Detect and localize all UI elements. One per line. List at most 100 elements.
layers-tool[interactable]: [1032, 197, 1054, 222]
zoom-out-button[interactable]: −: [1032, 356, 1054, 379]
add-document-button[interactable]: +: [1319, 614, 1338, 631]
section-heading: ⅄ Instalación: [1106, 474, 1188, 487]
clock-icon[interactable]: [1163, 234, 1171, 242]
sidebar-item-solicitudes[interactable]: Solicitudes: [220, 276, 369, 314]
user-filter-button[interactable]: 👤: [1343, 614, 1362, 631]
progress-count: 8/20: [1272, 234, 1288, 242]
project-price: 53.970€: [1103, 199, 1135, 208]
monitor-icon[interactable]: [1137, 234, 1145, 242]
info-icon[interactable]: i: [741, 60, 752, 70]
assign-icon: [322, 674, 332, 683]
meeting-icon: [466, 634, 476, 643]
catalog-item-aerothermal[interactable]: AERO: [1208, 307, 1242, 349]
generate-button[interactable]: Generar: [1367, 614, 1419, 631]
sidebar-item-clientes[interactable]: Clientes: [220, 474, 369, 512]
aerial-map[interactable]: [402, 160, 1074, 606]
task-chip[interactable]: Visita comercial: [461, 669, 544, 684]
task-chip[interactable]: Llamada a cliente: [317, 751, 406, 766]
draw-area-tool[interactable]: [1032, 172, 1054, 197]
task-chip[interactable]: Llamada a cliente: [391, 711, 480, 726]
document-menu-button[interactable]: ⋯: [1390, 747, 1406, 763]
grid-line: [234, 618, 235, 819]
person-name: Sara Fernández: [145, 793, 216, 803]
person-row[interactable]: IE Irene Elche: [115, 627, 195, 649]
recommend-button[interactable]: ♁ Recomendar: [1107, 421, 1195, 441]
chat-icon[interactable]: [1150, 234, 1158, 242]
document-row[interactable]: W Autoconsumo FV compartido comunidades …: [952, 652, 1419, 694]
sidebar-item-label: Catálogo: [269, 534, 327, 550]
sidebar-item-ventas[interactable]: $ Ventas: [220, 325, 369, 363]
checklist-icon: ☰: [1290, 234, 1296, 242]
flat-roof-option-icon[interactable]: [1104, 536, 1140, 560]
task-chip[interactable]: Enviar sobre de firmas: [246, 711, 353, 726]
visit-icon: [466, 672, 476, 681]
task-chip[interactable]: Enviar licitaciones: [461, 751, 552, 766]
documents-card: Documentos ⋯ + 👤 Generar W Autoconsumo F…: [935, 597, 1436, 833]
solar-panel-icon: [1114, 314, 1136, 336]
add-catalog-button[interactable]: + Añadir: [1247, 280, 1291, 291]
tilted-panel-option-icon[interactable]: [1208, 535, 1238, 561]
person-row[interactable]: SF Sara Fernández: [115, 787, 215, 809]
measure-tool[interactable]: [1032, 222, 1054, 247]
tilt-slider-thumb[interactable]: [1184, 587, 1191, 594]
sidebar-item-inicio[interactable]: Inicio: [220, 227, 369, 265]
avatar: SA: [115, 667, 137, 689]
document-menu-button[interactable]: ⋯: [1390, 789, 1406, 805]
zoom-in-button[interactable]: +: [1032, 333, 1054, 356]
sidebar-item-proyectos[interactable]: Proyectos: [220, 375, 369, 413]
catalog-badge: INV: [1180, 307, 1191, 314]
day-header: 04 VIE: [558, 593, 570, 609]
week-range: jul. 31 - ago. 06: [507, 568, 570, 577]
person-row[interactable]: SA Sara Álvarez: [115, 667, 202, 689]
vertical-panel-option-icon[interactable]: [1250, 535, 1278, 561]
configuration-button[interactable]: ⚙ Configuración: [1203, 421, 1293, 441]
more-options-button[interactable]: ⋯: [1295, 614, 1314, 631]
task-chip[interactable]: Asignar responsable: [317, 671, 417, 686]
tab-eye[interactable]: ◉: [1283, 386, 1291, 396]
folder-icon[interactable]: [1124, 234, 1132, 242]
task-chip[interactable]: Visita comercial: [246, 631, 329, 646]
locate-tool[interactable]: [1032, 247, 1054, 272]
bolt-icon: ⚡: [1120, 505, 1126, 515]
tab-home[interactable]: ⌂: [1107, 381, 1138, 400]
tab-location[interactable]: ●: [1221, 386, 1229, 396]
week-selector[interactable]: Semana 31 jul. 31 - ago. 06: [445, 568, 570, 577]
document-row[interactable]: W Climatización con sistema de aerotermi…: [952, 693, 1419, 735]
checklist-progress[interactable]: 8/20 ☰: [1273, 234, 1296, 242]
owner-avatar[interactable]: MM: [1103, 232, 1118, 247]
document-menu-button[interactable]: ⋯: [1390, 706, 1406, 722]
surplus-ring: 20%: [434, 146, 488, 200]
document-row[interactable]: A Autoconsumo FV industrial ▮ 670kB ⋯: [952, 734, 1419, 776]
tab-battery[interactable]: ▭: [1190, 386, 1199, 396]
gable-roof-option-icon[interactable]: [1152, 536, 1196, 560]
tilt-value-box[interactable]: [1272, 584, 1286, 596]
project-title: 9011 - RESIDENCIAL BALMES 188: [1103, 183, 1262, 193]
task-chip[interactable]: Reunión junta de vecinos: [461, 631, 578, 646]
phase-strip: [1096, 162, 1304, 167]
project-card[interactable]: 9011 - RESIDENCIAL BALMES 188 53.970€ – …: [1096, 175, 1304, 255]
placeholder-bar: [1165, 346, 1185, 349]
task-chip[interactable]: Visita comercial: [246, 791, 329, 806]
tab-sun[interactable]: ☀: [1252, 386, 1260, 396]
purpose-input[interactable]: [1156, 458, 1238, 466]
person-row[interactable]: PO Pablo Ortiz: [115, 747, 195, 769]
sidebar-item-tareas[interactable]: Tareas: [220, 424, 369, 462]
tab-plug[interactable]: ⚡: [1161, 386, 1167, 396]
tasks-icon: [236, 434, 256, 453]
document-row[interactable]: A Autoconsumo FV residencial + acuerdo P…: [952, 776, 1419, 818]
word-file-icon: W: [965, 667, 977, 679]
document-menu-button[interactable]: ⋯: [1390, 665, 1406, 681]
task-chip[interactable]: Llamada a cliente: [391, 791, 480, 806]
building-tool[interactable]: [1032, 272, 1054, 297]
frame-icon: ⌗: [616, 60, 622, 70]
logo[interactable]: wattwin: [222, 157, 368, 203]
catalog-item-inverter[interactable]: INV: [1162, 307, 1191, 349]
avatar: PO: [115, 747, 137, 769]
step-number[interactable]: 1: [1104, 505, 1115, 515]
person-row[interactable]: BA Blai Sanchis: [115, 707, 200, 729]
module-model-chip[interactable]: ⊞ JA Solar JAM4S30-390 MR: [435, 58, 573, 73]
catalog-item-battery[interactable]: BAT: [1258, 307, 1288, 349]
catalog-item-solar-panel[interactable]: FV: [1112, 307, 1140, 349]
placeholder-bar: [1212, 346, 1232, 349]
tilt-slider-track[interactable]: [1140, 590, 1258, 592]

SET TASK:
Please rewrite the items above, replacing "Llamada a cliente" with "Llamada al cliente" and keeping everything else unchanged.

OUTPUT FOR THIS EXERCISE:
Detect and localize all UI elements. One per line. List at most 100 elements.
layers-tool[interactable]: [1032, 197, 1054, 222]
zoom-out-button[interactable]: −: [1032, 356, 1054, 379]
add-document-button[interactable]: +: [1319, 614, 1338, 631]
section-heading: ⅄ Instalación: [1106, 474, 1188, 487]
clock-icon[interactable]: [1163, 234, 1171, 242]
sidebar-item-solicitudes[interactable]: Solicitudes: [220, 276, 369, 314]
user-filter-button[interactable]: 👤: [1343, 614, 1362, 631]
progress-count: 8/20: [1272, 234, 1288, 242]
project-price: 53.970€: [1103, 199, 1135, 208]
monitor-icon[interactable]: [1137, 234, 1145, 242]
info-icon[interactable]: i: [741, 60, 752, 70]
assign-icon: [322, 674, 332, 683]
meeting-icon: [466, 634, 476, 643]
catalog-item-aerothermal[interactable]: AERO: [1208, 307, 1242, 349]
generate-button[interactable]: Generar: [1367, 614, 1419, 631]
sidebar-item-clientes[interactable]: Clientes: [220, 474, 369, 512]
aerial-map[interactable]: [402, 160, 1074, 606]
task-chip[interactable]: Visita comercial: [461, 669, 544, 684]
task-chip[interactable]: Llamada al cliente: [317, 751, 406, 766]
draw-area-tool[interactable]: [1032, 172, 1054, 197]
task-chip[interactable]: Llamada al cliente: [391, 711, 480, 726]
document-menu-button[interactable]: ⋯: [1390, 747, 1406, 763]
grid-line: [234, 618, 235, 819]
person-name: Sara Fernández: [145, 793, 216, 803]
person-row[interactable]: IE Irene Elche: [115, 627, 195, 649]
recommend-button[interactable]: ♁ Recomendar: [1107, 421, 1195, 441]
chat-icon[interactable]: [1150, 234, 1158, 242]
document-row[interactable]: W Autoconsumo FV compartido comunidades …: [952, 652, 1419, 694]
sidebar-item-label: Catálogo: [269, 534, 327, 550]
sidebar-item-ventas[interactable]: $ Ventas: [220, 325, 369, 363]
checklist-icon: ☰: [1290, 234, 1296, 242]
flat-roof-option-icon[interactable]: [1104, 536, 1140, 560]
task-chip[interactable]: Enviar sobre de firmas: [246, 711, 353, 726]
visit-icon: [466, 672, 476, 681]
task-chip[interactable]: Enviar licitaciones: [461, 751, 552, 766]
documents-card: Documentos ⋯ + 👤 Generar W Autoconsumo F…: [935, 597, 1436, 833]
solar-panel-icon: [1114, 314, 1136, 336]
add-catalog-button[interactable]: + Añadir: [1247, 280, 1291, 291]
tilted-panel-option-icon[interactable]: [1208, 535, 1238, 561]
person-row[interactable]: SF Sara Fernández: [115, 787, 215, 809]
measure-tool[interactable]: [1032, 222, 1054, 247]
tilt-slider-thumb[interactable]: [1184, 587, 1191, 594]
sidebar-item-inicio[interactable]: Inicio: [220, 227, 369, 265]
avatar: SA: [115, 667, 137, 689]
document-menu-button[interactable]: ⋯: [1390, 789, 1406, 805]
zoom-in-button[interactable]: +: [1032, 333, 1054, 356]
sidebar-item-proyectos[interactable]: Proyectos: [220, 375, 369, 413]
catalog-badge: INV: [1180, 307, 1191, 314]
day-header: 04 VIE: [558, 593, 570, 609]
week-range: jul. 31 - ago. 06: [507, 568, 570, 577]
person-row[interactable]: SA Sara Álvarez: [115, 667, 202, 689]
vertical-panel-option-icon[interactable]: [1250, 535, 1278, 561]
configuration-button[interactable]: ⚙ Configuración: [1203, 421, 1293, 441]
more-options-button[interactable]: ⋯: [1295, 614, 1314, 631]
task-chip[interactable]: Asignar responsable: [317, 671, 417, 686]
tab-eye[interactable]: ◉: [1283, 386, 1291, 396]
folder-icon[interactable]: [1124, 234, 1132, 242]
task-chip[interactable]: Visita comercial: [246, 631, 329, 646]
locate-tool[interactable]: [1032, 247, 1054, 272]
bolt-icon: ⚡: [1120, 505, 1126, 515]
tab-home[interactable]: ⌂: [1107, 381, 1138, 400]
tab-location[interactable]: ●: [1221, 386, 1229, 396]
week-selector[interactable]: Semana 31 jul. 31 - ago. 06: [445, 568, 570, 577]
document-row[interactable]: W Climatización con sistema de aerotermi…: [952, 693, 1419, 735]
checklist-progress[interactable]: 8/20 ☰: [1273, 234, 1296, 242]
owner-avatar[interactable]: MM: [1103, 232, 1118, 247]
document-menu-button[interactable]: ⋯: [1390, 706, 1406, 722]
surplus-ring: 20%: [434, 146, 488, 200]
document-row[interactable]: A Autoconsumo FV industrial ▮ 670kB ⋯: [952, 734, 1419, 776]
tab-battery[interactable]: ▭: [1190, 386, 1199, 396]
gable-roof-option-icon[interactable]: [1152, 536, 1196, 560]
tilt-value-box[interactable]: [1272, 584, 1286, 596]
project-title: 9011 - RESIDENCIAL BALMES 188: [1103, 183, 1262, 193]
task-chip[interactable]: Reunión junta de vecinos: [461, 631, 578, 646]
phase-strip: [1096, 162, 1304, 167]
project-card[interactable]: 9011 - RESIDENCIAL BALMES 188 53.970€ – …: [1096, 175, 1304, 255]
placeholder-bar: [1165, 346, 1185, 349]
task-chip[interactable]: Visita comercial: [246, 791, 329, 806]
tab-sun[interactable]: ☀: [1252, 386, 1260, 396]
purpose-input[interactable]: [1156, 458, 1238, 466]
person-row[interactable]: PO Pablo Ortiz: [115, 747, 195, 769]
sidebar-item-tareas[interactable]: Tareas: [220, 424, 369, 462]
tab-plug[interactable]: ⚡: [1161, 386, 1167, 396]
tasks-icon: [236, 434, 256, 453]
document-row[interactable]: A Autoconsumo FV residencial + acuerdo P…: [952, 776, 1419, 818]
word-file-icon: W: [965, 667, 977, 679]
document-menu-button[interactable]: ⋯: [1390, 665, 1406, 681]
task-chip[interactable]: Llamada al cliente: [391, 791, 480, 806]
building-tool[interactable]: [1032, 272, 1054, 297]
frame-icon: ⌗: [616, 60, 622, 70]
logo[interactable]: wattwin: [222, 157, 368, 203]
catalog-item-inverter[interactable]: INV: [1162, 307, 1191, 349]
avatar: PO: [115, 747, 137, 769]
step-number[interactable]: 1: [1104, 505, 1115, 515]
person-row[interactable]: BA Blai Sanchis: [115, 707, 200, 729]
module-model-chip[interactable]: ⊞ JA Solar JAM4S30-390 MR: [435, 58, 573, 73]
catalog-item-battery[interactable]: BAT: [1258, 307, 1288, 349]
catalog-item-solar-panel[interactable]: FV: [1112, 307, 1140, 349]
placeholder-bar: [1212, 346, 1232, 349]
tilt-slider-track[interactable]: [1140, 590, 1258, 592]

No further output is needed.